Written request
Return the records word for word. Any pictures in them are not part of the copy.
[Start Supplied data]
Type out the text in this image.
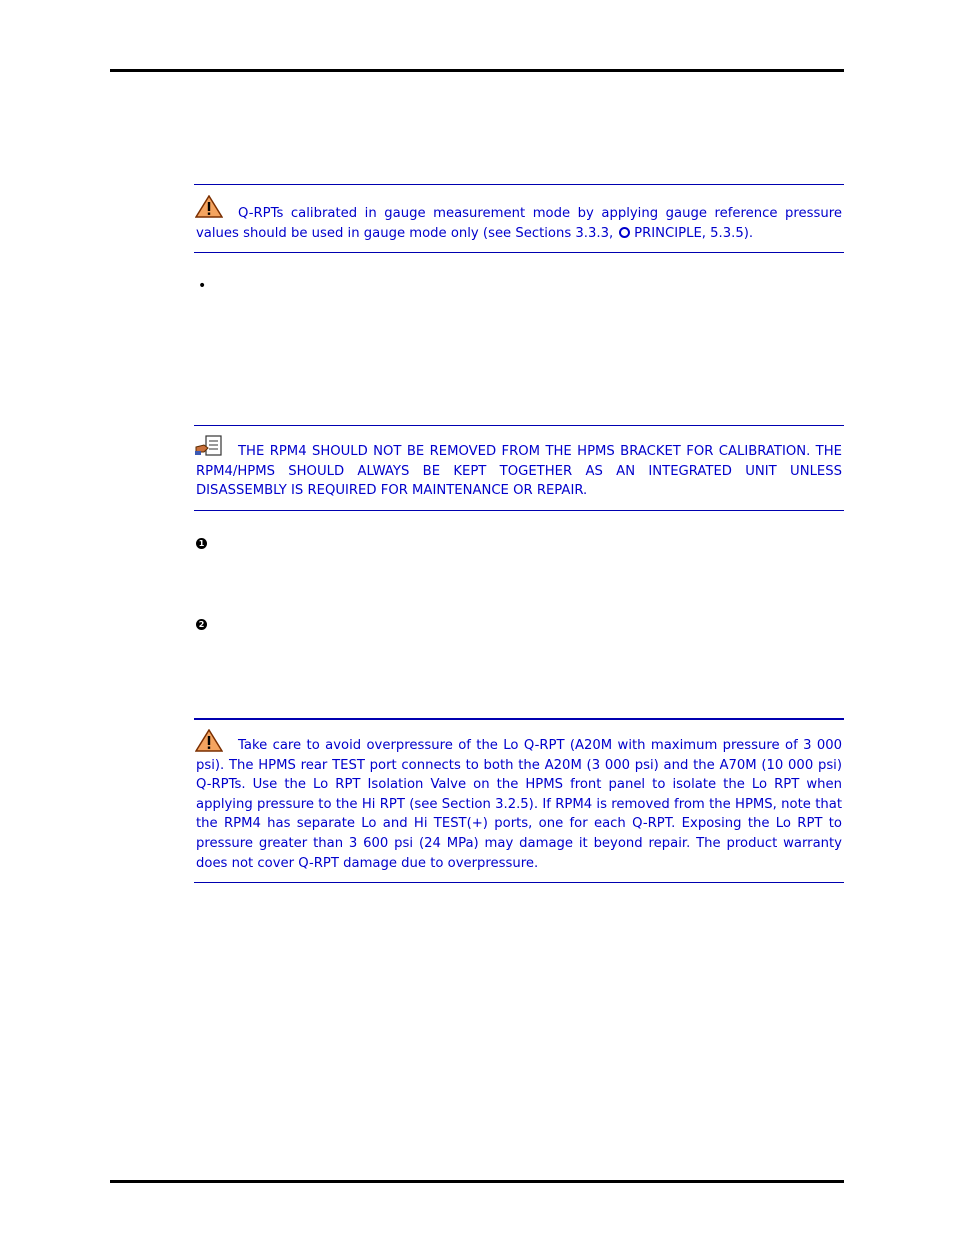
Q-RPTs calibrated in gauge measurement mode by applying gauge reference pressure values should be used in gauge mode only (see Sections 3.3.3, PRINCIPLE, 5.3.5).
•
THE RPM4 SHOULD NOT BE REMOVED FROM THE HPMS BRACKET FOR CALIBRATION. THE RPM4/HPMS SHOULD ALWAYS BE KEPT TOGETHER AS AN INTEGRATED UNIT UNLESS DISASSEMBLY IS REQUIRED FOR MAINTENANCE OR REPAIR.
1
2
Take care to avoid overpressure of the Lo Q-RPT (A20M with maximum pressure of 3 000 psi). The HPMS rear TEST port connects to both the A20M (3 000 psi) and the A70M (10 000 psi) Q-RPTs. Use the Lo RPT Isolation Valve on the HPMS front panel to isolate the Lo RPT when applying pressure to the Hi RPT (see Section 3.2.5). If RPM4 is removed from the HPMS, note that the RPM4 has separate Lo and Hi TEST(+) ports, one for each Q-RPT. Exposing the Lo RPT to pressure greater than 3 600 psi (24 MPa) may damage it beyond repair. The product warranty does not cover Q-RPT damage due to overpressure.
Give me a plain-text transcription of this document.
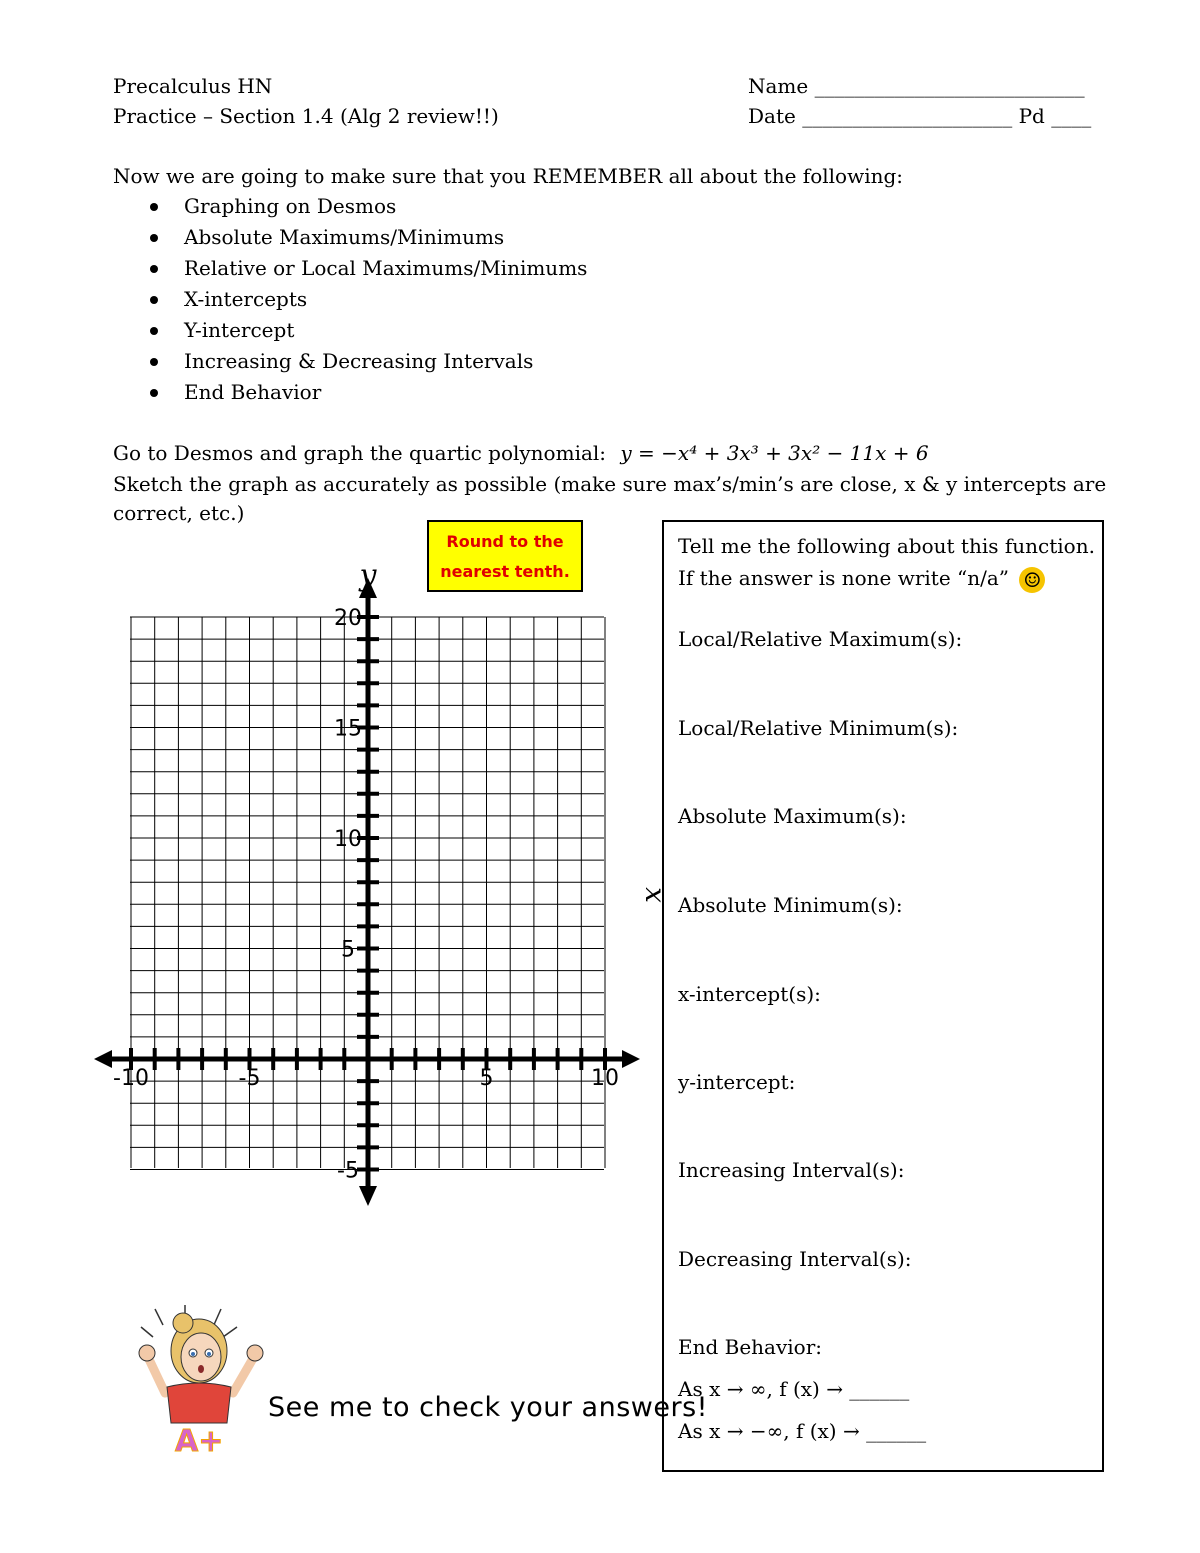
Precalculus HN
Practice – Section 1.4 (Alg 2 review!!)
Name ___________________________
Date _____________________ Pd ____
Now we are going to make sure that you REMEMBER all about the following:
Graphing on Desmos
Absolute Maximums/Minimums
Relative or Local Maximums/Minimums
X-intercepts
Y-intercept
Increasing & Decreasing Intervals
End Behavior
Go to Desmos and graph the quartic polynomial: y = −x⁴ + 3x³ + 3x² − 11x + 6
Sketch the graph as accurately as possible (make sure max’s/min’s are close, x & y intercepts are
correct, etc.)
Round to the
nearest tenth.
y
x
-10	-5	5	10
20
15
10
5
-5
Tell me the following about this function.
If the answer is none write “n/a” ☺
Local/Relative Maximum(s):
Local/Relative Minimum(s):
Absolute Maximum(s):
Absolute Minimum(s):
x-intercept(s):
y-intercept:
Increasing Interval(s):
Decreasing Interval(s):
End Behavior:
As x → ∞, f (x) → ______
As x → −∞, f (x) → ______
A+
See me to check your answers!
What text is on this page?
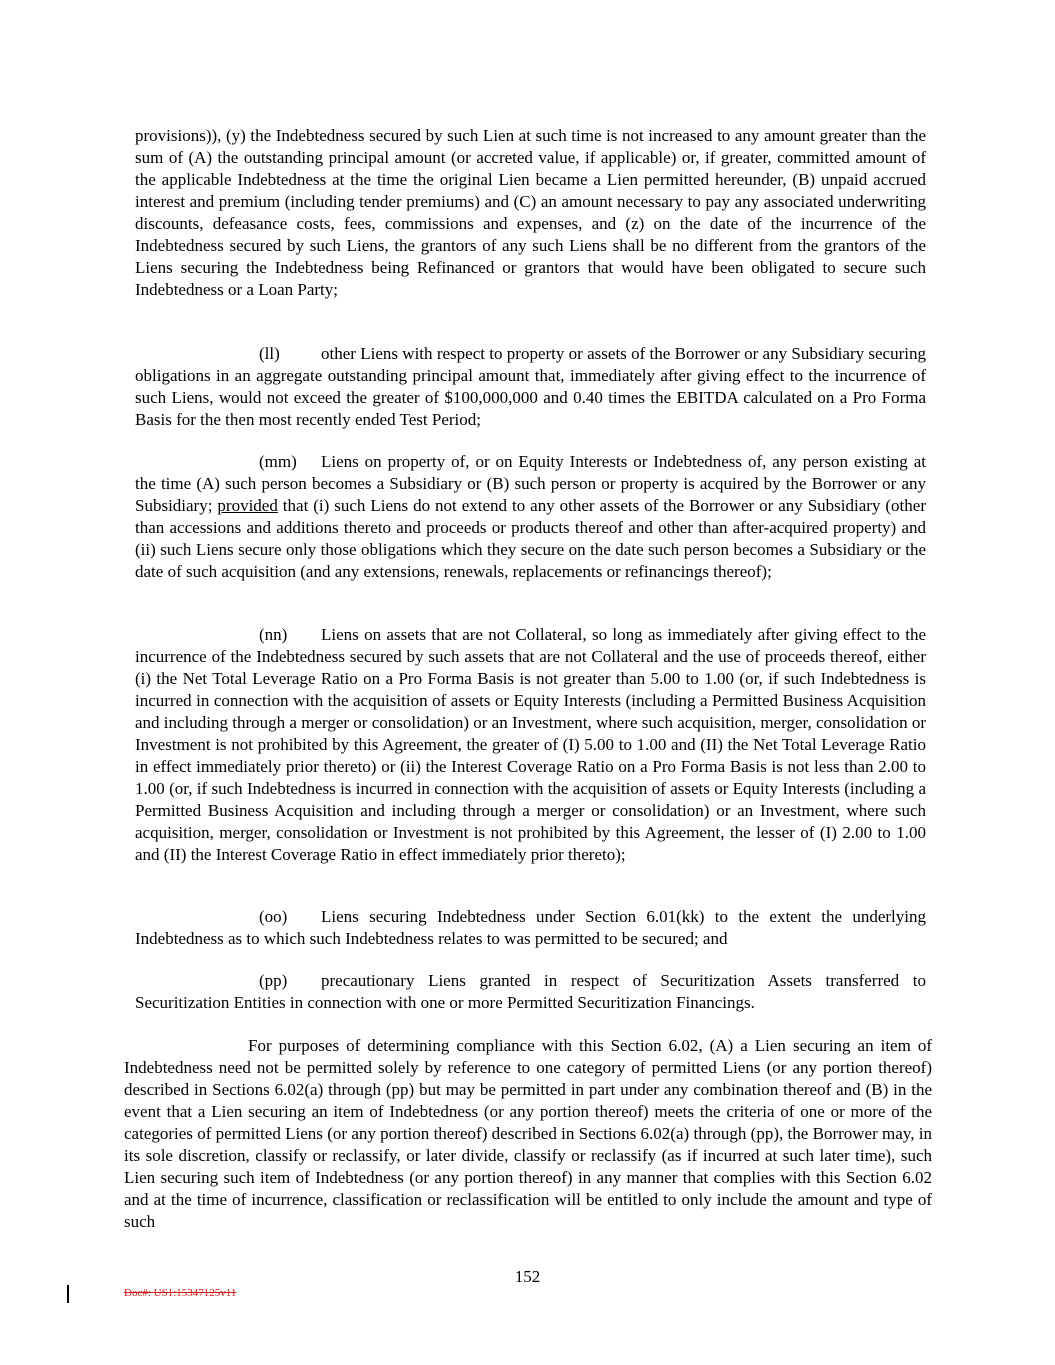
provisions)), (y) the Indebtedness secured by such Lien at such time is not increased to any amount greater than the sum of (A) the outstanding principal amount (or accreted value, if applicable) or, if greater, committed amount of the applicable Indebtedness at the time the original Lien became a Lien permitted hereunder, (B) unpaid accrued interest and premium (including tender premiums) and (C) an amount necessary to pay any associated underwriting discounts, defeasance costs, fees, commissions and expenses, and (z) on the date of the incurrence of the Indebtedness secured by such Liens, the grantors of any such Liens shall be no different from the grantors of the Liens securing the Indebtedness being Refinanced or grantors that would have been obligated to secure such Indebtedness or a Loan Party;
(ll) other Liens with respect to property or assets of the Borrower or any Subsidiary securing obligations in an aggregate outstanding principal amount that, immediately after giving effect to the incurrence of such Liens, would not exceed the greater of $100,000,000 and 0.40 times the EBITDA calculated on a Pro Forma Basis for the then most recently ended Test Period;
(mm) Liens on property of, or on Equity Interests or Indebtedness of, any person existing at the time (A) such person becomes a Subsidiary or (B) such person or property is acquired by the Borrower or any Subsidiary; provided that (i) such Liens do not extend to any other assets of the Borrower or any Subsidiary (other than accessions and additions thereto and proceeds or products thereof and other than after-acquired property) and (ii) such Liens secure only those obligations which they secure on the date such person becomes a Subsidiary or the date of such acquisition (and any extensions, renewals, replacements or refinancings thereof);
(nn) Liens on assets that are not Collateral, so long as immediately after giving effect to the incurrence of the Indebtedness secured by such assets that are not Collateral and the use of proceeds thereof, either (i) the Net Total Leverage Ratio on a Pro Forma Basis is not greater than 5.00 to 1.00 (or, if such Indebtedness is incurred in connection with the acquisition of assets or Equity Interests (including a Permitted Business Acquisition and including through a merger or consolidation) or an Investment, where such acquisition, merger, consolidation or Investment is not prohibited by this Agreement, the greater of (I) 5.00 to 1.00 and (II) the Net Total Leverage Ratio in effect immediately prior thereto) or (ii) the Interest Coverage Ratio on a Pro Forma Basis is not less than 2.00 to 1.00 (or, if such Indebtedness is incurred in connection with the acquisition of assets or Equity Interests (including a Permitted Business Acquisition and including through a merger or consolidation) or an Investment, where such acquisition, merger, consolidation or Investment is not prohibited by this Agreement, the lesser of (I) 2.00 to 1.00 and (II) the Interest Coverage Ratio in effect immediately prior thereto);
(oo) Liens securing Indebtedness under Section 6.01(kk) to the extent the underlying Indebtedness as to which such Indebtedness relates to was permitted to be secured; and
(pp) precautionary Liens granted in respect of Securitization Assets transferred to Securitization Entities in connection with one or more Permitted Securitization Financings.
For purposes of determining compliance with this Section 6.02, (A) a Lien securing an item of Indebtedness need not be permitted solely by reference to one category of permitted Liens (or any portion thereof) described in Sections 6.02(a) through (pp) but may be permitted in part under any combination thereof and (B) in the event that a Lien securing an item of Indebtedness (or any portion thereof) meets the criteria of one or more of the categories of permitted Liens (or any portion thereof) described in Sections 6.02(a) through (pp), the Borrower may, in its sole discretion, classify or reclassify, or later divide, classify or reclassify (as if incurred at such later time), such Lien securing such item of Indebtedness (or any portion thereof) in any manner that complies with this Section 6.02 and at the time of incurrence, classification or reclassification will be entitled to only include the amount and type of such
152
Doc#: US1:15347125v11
[End Supplied data]
Task response
Type out the text in this image.
Q-RPTs calibrated in gauge measurement mode by applying gauge reference pressure values should be used in gauge mode only (see Sections 3.3.3, PRINCIPLE, 5.3.5).
•
THE RPM4 SHOULD NOT BE REMOVED FROM THE HPMS BRACKET FOR CALIBRATION. THE RPM4/HPMS SHOULD ALWAYS BE KEPT TOGETHER AS AN INTEGRATED UNIT UNLESS DISASSEMBLY IS REQUIRED FOR MAINTENANCE OR REPAIR.
1
2
Take care to avoid overpressure of the Lo Q-RPT (A20M with maximum pressure of 3 000 psi). The HPMS rear TEST port connects to both the A20M (3 000 psi) and the A70M (10 000 psi) Q-RPTs. Use the Lo RPT Isolation Valve on the HPMS front panel to isolate the Lo RPT when applying pressure to the Hi RPT (see Section 3.2.5). If RPM4 is removed from the HPMS, note that the RPM4 has separate Lo and Hi TEST(+) ports, one for each Q-RPT. Exposing the Lo RPT to pressure greater than 3 600 psi (24 MPa) may damage it beyond repair. The product warranty does not cover Q-RPT damage due to overpressure.
Give me a plain-text transcription of this document.
Precalculus HN
Practice – Section 1.4 (Alg 2 review!!)
Name ___________________________
Date _____________________ Pd ____
Now we are going to make sure that you REMEMBER all about the following:
Graphing on Desmos
Absolute Maximums/Minimums
Relative or Local Maximums/Minimums
X-intercepts
Y-intercept
Increasing & Decreasing Intervals
End Behavior
Go to Desmos and graph the quartic polynomial: y = −x⁴ + 3x³ + 3x² − 11x + 6
Sketch the graph as accurately as possible (make sure max’s/min’s are close, x & y intercepts are
correct, etc.)
Round to the
nearest tenth.
y
x
-10	-5	5	10
20
15
10
5
-5
Tell me the following about this function.
If the answer is none write “n/a” ☺
Local/Relative Maximum(s):
Local/Relative Minimum(s):
Absolute Maximum(s):
Absolute Minimum(s):
x-intercept(s):
y-intercept:
Increasing Interval(s):
Decreasing Interval(s):
End Behavior:
As x → ∞, f (x) → ______
As x → −∞, f (x) → ______
A+
See me to check your answers!
What text is on this page?
provisions)), (y) the Indebtedness secured by such Lien at such time is not increased to any amount greater than the sum of (A) the outstanding principal amount (or accreted value, if applicable) or, if greater, committed amount of the applicable Indebtedness at the time the original Lien became a Lien permitted hereunder, (B) unpaid accrued interest and premium (including tender premiums) and (C) an amount necessary to pay any associated underwriting discounts, defeasance costs, fees, commissions and expenses, and (z) on the date of the incurrence of the Indebtedness secured by such Liens, the grantors of any such Liens shall be no different from the grantors of the Liens securing the Indebtedness being Refinanced or grantors that would have been obligated to secure such Indebtedness or a Loan Party;
(ll) other Liens with respect to property or assets of the Borrower or any Subsidiary securing obligations in an aggregate outstanding principal amount that, immediately after giving effect to the incurrence of such Liens, would not exceed the greater of $100,000,000 and 0.40 times the EBITDA calculated on a Pro Forma Basis for the then most recently ended Test Period;
(mm) Liens on property of, or on Equity Interests or Indebtedness of, any person existing at the time (A) such person becomes a Subsidiary or (B) such person or property is acquired by the Borrower or any Subsidiary; provided that (i) such Liens do not extend to any other assets of the Borrower or any Subsidiary (other than accessions and additions thereto and proceeds or products thereof and other than after-acquired property) and (ii) such Liens secure only those obligations which they secure on the date such person becomes a Subsidiary or the date of such acquisition (and any extensions, renewals, replacements or refinancings thereof);
(nn) Liens on assets that are not Collateral, so long as immediately after giving effect to the incurrence of the Indebtedness secured by such assets that are not Collateral and the use of proceeds thereof, either (i) the Net Total Leverage Ratio on a Pro Forma Basis is not greater than 5.00 to 1.00 (or, if such Indebtedness is incurred in connection with the acquisition of assets or Equity Interests (including a Permitted Business Acquisition and including through a merger or consolidation) or an Investment, where such acquisition, merger, consolidation or Investment is not prohibited by this Agreement, the greater of (I) 5.00 to 1.00 and (II) the Net Total Leverage Ratio in effect immediately prior thereto) or (ii) the Interest Coverage Ratio on a Pro Forma Basis is not less than 2.00 to 1.00 (or, if such Indebtedness is incurred in connection with the acquisition of assets or Equity Interests (including a Permitted Business Acquisition and including through a merger or consolidation) or an Investment, where such acquisition, merger, consolidation or Investment is not prohibited by this Agreement, the lesser of (I) 2.00 to 1.00 and (II) the Interest Coverage Ratio in effect immediately prior thereto);
(oo) Liens securing Indebtedness under Section 6.01(kk) to the extent the underlying Indebtedness as to which such Indebtedness relates to was permitted to be secured; and
(pp) precautionary Liens granted in respect of Securitization Assets transferred to Securitization Entities in connection with one or more Permitted Securitization Financings.
For purposes of determining compliance with this Section 6.02, (A) a Lien securing an item of Indebtedness need not be permitted solely by reference to one category of permitted Liens (or any portion thereof) described in Sections 6.02(a) through (pp) but may be permitted in part under any combination thereof and (B) in the event that a Lien securing an item of Indebtedness (or any portion thereof) meets the criteria of one or more of the categories of permitted Liens (or any portion thereof) described in Sections 6.02(a) through (pp), the Borrower may, in its sole discretion, classify or reclassify, or later divide, classify or reclassify (as if incurred at such later time), such Lien securing such item of Indebtedness (or any portion thereof) in any manner that complies with this Section 6.02 and at the time of incurrence, classification or reclassification will be entitled to only include the amount and type of such
152
Doc#: US1:15347125v11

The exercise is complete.